Goal: Copy out the material word for word, starting at its first line and stopping after the line that has "purchase-insurance-button[interactable]: Purchase Renters".

========================================

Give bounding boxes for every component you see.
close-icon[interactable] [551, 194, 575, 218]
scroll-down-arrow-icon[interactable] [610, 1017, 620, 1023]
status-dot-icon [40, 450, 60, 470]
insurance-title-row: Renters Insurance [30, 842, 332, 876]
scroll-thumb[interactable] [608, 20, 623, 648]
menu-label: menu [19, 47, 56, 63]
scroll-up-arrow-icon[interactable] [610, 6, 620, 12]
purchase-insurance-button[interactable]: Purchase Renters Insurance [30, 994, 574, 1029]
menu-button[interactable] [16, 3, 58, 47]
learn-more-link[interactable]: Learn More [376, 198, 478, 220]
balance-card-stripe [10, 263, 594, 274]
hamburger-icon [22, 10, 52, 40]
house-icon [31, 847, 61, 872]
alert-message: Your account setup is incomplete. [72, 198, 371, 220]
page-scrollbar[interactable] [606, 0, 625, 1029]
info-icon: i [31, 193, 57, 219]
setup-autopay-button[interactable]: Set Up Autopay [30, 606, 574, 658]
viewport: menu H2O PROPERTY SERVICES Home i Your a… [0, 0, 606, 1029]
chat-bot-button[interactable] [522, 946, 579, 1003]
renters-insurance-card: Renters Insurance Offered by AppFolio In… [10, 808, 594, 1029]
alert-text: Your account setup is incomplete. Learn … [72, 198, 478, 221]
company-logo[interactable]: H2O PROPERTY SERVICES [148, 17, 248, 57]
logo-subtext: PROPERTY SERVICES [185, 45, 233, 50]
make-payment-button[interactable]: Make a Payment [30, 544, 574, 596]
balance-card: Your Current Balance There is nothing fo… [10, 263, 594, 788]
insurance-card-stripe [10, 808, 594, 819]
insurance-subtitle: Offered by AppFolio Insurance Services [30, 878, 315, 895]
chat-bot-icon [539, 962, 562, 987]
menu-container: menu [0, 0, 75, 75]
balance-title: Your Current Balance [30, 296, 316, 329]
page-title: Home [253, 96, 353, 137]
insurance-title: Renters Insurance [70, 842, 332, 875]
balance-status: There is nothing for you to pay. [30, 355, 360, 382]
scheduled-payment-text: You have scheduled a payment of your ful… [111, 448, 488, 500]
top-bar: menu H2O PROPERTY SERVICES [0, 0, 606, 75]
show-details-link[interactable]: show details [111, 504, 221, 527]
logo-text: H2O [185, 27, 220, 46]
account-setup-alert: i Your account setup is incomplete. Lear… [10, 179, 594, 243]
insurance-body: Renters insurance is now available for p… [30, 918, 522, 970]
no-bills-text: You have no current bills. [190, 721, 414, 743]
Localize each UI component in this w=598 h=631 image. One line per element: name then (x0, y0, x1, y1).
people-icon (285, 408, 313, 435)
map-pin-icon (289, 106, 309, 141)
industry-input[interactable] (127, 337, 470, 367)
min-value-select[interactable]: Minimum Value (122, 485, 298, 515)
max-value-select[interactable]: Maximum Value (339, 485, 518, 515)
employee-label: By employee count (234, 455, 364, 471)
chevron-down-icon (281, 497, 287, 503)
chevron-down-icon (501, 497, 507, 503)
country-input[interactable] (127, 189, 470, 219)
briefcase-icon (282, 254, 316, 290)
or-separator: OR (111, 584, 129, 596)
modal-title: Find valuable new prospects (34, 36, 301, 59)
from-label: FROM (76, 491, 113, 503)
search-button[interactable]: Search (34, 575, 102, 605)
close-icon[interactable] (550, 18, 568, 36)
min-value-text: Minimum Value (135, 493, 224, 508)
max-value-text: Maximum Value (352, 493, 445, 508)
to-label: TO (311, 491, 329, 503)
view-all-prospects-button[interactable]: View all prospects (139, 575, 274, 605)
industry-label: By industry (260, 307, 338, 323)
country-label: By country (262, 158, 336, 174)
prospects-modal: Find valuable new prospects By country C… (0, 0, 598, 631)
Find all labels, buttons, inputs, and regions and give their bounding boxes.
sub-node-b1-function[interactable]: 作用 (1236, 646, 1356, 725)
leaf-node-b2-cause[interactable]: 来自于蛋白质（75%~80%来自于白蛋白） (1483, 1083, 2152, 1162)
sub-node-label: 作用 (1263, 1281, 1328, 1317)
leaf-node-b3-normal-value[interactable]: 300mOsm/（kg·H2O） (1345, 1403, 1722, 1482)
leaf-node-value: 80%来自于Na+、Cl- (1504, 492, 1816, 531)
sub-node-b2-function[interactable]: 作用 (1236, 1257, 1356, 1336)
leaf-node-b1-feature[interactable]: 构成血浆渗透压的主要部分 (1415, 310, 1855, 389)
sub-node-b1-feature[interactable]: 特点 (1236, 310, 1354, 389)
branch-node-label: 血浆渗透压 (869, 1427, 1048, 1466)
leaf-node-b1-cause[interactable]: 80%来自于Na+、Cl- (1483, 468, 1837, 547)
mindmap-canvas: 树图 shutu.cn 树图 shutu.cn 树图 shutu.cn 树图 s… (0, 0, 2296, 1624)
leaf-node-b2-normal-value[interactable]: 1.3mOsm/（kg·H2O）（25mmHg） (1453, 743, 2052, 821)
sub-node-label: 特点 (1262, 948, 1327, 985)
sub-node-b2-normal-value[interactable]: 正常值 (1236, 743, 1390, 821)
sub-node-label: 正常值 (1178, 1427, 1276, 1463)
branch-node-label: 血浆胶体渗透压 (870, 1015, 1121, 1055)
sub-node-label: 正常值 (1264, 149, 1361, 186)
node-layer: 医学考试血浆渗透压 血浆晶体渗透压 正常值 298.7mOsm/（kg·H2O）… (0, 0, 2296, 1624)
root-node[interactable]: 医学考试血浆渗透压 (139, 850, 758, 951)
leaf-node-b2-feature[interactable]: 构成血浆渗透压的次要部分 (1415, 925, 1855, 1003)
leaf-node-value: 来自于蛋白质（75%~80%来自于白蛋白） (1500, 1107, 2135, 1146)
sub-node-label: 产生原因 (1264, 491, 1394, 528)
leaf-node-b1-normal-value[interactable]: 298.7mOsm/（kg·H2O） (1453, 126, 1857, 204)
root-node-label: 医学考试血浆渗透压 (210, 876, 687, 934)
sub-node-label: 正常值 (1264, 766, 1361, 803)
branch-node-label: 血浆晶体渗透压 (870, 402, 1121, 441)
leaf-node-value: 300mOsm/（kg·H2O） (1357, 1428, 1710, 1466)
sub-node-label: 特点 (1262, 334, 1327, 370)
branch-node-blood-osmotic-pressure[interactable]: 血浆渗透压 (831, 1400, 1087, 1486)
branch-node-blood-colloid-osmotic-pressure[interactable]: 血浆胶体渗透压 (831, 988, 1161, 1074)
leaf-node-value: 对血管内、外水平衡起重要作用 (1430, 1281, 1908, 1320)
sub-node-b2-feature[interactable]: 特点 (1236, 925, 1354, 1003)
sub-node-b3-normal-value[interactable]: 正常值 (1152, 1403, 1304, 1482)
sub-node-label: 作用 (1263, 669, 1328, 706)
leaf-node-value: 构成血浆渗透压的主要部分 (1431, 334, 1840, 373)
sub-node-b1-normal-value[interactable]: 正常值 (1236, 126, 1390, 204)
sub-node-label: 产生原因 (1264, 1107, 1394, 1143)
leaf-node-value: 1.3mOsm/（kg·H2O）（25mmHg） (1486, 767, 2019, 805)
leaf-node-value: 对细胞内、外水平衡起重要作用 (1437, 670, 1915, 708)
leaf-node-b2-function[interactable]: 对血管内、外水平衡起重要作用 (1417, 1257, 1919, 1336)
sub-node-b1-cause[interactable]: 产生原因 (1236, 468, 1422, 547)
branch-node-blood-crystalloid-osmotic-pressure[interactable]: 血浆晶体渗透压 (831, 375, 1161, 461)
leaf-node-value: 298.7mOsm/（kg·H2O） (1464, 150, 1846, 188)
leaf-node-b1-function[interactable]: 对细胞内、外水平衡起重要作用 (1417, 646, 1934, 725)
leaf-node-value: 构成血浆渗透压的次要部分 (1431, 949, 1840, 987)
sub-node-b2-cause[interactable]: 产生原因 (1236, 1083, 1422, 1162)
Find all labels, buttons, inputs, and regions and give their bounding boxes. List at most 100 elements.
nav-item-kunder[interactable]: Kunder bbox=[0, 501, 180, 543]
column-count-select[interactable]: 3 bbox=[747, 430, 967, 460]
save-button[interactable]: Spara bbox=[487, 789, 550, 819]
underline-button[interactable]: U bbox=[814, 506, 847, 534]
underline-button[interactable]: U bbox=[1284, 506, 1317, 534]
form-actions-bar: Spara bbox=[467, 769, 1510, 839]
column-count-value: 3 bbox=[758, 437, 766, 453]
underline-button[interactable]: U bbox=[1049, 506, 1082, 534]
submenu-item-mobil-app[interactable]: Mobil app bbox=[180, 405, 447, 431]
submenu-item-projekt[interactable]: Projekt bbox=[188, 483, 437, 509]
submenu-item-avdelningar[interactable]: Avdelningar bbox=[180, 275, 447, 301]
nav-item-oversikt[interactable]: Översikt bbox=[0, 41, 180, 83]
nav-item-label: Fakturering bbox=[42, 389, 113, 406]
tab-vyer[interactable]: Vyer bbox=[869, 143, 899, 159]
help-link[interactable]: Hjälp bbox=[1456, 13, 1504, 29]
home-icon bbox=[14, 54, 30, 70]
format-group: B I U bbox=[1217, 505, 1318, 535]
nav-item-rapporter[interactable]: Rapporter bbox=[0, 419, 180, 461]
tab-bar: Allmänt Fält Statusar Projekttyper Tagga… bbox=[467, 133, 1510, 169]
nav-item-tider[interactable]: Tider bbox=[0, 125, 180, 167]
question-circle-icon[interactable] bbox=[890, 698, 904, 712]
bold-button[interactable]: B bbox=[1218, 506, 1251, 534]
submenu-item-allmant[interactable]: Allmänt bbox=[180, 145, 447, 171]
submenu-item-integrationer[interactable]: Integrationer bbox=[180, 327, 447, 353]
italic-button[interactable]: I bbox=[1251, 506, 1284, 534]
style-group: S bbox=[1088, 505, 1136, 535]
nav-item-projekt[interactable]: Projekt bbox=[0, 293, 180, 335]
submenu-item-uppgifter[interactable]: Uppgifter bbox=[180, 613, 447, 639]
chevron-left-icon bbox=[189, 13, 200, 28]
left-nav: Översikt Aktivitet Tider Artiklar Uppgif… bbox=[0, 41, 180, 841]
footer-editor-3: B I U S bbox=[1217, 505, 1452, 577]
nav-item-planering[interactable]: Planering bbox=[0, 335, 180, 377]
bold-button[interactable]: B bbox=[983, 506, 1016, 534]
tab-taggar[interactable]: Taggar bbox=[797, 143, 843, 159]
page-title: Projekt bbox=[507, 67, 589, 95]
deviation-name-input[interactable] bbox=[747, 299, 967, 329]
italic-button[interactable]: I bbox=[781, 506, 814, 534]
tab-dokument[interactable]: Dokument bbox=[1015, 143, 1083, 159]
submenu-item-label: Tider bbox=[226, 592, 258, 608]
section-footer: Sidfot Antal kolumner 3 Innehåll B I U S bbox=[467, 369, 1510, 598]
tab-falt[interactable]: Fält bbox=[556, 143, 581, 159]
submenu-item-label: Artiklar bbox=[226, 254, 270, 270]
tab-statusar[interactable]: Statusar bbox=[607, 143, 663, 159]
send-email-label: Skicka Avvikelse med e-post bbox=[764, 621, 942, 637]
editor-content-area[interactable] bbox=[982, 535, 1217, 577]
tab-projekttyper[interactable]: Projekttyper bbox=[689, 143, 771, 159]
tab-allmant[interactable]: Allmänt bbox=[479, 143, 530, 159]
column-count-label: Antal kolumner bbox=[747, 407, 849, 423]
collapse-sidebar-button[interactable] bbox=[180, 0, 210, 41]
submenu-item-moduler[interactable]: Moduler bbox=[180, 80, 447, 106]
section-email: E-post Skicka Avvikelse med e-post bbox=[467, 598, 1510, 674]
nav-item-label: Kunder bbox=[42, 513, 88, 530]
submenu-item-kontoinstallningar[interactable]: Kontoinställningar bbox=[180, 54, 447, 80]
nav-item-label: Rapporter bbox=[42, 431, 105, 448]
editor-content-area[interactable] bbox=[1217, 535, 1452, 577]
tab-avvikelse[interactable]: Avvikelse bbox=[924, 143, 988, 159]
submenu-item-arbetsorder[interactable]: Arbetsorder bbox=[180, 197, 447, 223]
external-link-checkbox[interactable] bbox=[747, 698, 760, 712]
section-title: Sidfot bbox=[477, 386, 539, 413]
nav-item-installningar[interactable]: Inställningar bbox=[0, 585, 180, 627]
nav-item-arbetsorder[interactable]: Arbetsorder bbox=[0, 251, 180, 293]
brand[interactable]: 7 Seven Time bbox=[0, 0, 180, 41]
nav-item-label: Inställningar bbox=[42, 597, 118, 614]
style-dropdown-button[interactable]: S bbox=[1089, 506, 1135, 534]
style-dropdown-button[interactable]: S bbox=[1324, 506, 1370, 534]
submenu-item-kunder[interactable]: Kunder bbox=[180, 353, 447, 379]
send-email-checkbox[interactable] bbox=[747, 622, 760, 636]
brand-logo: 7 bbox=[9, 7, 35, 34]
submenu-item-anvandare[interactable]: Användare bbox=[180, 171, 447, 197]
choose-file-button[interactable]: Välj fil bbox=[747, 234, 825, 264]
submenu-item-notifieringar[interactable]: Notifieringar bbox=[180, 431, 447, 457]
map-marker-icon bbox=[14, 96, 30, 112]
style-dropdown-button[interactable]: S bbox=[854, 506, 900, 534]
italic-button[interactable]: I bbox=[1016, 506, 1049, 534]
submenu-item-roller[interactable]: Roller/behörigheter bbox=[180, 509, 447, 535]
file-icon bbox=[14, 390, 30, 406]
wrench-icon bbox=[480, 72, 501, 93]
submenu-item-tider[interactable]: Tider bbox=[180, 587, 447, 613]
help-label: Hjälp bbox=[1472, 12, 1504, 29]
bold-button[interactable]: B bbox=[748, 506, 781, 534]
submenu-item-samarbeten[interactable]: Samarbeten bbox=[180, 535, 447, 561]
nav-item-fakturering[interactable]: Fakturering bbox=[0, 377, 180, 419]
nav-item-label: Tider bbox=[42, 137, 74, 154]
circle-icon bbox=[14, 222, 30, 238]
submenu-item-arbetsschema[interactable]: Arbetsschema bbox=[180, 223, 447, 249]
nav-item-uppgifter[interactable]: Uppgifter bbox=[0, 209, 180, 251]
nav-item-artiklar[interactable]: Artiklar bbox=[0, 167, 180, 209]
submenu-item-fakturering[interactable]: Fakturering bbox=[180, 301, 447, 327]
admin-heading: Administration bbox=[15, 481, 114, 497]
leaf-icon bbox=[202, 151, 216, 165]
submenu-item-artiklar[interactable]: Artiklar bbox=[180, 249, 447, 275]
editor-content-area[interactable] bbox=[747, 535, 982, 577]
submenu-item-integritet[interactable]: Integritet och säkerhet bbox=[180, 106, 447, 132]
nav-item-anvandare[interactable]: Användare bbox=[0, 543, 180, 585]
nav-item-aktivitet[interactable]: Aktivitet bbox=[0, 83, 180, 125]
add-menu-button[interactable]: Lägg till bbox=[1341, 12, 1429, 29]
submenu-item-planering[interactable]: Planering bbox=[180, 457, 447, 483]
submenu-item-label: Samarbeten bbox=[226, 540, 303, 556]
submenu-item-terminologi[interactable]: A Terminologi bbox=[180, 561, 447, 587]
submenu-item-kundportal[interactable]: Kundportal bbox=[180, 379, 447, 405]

========================================

Correct result:
Give bounding boxes for every component you see.
close-icon[interactable] [551, 194, 575, 218]
scroll-down-arrow-icon[interactable] [610, 1017, 620, 1023]
status-dot-icon [40, 450, 60, 470]
insurance-title-row: Renters Insurance [30, 842, 332, 876]
scroll-thumb[interactable] [608, 20, 623, 648]
menu-label: menu [19, 47, 56, 63]
scroll-up-arrow-icon[interactable] [610, 6, 620, 12]
purchase-insurance-button[interactable]: Purchase Renters Insurance [30, 994, 574, 1029]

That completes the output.